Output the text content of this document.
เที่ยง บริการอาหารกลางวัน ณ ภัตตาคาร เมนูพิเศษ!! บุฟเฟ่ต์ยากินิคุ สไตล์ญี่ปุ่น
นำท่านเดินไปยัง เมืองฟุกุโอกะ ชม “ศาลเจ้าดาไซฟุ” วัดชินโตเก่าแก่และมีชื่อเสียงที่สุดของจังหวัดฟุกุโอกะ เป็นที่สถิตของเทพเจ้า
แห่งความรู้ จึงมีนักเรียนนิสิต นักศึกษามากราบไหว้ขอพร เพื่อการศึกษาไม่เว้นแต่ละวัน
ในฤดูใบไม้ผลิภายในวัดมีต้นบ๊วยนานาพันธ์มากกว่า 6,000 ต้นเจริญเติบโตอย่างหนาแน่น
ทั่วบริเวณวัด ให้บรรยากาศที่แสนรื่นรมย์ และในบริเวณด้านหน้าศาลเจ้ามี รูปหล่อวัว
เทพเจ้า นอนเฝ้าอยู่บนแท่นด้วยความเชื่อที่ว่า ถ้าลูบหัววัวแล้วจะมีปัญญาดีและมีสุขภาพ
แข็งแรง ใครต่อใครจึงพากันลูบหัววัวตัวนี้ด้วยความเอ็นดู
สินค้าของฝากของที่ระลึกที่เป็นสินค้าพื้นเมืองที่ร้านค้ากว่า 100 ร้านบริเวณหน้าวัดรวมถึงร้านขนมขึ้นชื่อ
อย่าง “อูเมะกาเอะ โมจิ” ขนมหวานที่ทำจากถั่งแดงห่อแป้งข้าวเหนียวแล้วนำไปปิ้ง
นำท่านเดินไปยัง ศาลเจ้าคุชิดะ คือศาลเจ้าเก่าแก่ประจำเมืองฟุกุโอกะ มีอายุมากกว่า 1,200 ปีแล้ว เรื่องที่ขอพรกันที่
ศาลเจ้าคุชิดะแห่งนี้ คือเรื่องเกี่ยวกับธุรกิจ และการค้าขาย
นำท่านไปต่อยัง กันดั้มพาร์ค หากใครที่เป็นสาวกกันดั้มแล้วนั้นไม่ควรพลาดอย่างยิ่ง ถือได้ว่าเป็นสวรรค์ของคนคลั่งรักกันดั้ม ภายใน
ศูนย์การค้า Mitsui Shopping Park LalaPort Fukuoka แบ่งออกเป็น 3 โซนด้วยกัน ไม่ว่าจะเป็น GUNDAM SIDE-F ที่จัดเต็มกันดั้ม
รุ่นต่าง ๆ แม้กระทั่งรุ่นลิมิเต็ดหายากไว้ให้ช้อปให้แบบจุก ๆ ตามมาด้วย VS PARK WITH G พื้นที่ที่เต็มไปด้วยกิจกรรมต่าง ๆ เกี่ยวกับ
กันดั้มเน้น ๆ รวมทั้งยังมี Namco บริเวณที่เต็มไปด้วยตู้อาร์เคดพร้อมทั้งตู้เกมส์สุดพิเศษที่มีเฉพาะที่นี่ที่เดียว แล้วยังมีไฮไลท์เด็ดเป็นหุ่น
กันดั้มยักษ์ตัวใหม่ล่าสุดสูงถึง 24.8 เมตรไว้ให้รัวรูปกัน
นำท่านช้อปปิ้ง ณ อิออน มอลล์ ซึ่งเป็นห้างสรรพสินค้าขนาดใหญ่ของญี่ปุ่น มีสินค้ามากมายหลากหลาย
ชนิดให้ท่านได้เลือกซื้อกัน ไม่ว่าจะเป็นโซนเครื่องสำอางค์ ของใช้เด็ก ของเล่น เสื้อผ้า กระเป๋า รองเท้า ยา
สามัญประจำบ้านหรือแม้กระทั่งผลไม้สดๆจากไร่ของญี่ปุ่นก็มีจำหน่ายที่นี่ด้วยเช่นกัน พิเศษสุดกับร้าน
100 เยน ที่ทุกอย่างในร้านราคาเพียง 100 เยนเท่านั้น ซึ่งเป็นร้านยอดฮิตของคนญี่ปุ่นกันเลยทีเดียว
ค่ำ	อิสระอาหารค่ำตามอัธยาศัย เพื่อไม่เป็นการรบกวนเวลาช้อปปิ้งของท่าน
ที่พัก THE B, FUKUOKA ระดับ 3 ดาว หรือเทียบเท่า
++++
### JOB
Transcribe every entry exactly, omitting nothing.

### COMPLETE RESPONSE
Output the text content of this document.
เที่ยง บริการอาหารกลางวัน ณ ภัตตาคาร เมนูพิเศษ!! บุฟเฟ่ต์ยากินิคุ สไตล์ญี่ปุ่น
นำท่านเดินไปยัง เมืองฟุกุโอกะ ชม “ศาลเจ้าดาไซฟุ” วัดชินโตเก่าแก่และมีชื่อเสียงที่สุดของจังหวัดฟุกุโอกะ เป็นที่สถิตของเทพเจ้า
แห่งความรู้ จึงมีนักเรียนนิสิต นักศึกษามากราบไหว้ขอพร เพื่อการศึกษาไม่เว้นแต่ละวัน
ในฤดูใบไม้ผลิภายในวัดมีต้นบ๊วยนานาพันธ์มากกว่า 6,000 ต้นเจริญเติบโตอย่างหนาแน่น
ทั่วบริเวณวัด ให้บรรยากาศที่แสนรื่นรมย์ และในบริเวณด้านหน้าศาลเจ้ามี รูปหล่อวัว
เทพเจ้า นอนเฝ้าอยู่บนแท่นด้วยความเชื่อที่ว่า ถ้าลูบหัววัวแล้วจะมีปัญญาดีและมีสุขภาพ
แข็งแรง ใครต่อใครจึงพากันลูบหัววัวตัวนี้ด้วยความเอ็นดู
สินค้าของฝากของที่ระลึกที่เป็นสินค้าพื้นเมืองที่ร้านค้ากว่า 100 ร้านบริเวณหน้าวัดรวมถึงร้านขนมขึ้นชื่อ
อย่าง “อูเมะกาเอะ โมจิ” ขนมหวานที่ทำจากถั่งแดงห่อแป้งข้าวเหนียวแล้วนำไปปิ้ง
นำท่านเดินไปยัง ศาลเจ้าคุชิดะ คือศาลเจ้าเก่าแก่ประจำเมืองฟุกุโอกะ มีอายุมากกว่า 1,200 ปีแล้ว เรื่องที่ขอพรกันที่
ศาลเจ้าคุชิดะแห่งนี้ คือเรื่องเกี่ยวกับธุรกิจ และการค้าขาย
นำท่านไปต่อยัง กันดั้มพาร์ค หากใครที่เป็นสาวกกันดั้มแล้วนั้นไม่ควรพลาดอย่างยิ่ง ถือได้ว่าเป็นสวรรค์ของคนคลั่งรักกันดั้ม ภายใน
ศูนย์การค้า Mitsui Shopping Park LalaPort Fukuoka แบ่งออกเป็น 3 โซนด้วยกัน ไม่ว่าจะเป็น GUNDAM SIDE-F ที่จัดเต็มกันดั้ม
รุ่นต่าง ๆ แม้กระทั่งรุ่นลิมิเต็ดหายากไว้ให้ช้อปให้แบบจุก ๆ ตามมาด้วย VS PARK WITH G พื้นที่ที่เต็มไปด้วยกิจกรรมต่าง ๆ เกี่ยวกับ
กันดั้มเน้น ๆ รวมทั้งยังมี Namco บริเวณที่เต็มไปด้วยตู้อาร์เคดพร้อมทั้งตู้เกมส์สุดพิเศษที่มีเฉพาะที่นี่ที่เดียว แล้วยังมีไฮไลท์เด็ดเป็นหุ่น
กันดั้มยักษ์ตัวใหม่ล่าสุดสูงถึง 24.8 เมตรไว้ให้รัวรูปกัน
นำท่านช้อปปิ้ง ณ อิออน มอลล์ ซึ่งเป็นห้างสรรพสินค้าขนาดใหญ่ของญี่ปุ่น มีสินค้ามากมายหลากหลาย
ชนิดให้ท่านได้เลือกซื้อกัน ไม่ว่าจะเป็นโซนเครื่องสำอางค์ ของใช้เด็ก ของเล่น เสื้อผ้า กระเป๋า รองเท้า ยา
สามัญประจำบ้านหรือแม้กระทั่งผลไม้สดๆจากไร่ของญี่ปุ่นก็มีจำหน่ายที่นี่ด้วยเช่นกัน พิเศษสุดกับร้าน
100 เยน ที่ทุกอย่างในร้านราคาเพียง 100 เยนเท่านั้น ซึ่งเป็นร้านยอดฮิตของคนญี่ปุ่นกันเลยทีเดียว
ค่ำ	อิสระอาหารค่ำตามอัธยาศัย เพื่อไม่เป็นการรบกวนเวลาช้อปปิ้งของท่าน
ที่พัก THE B, FUKUOKA ระดับ 3 ดาว หรือเทียบเท่า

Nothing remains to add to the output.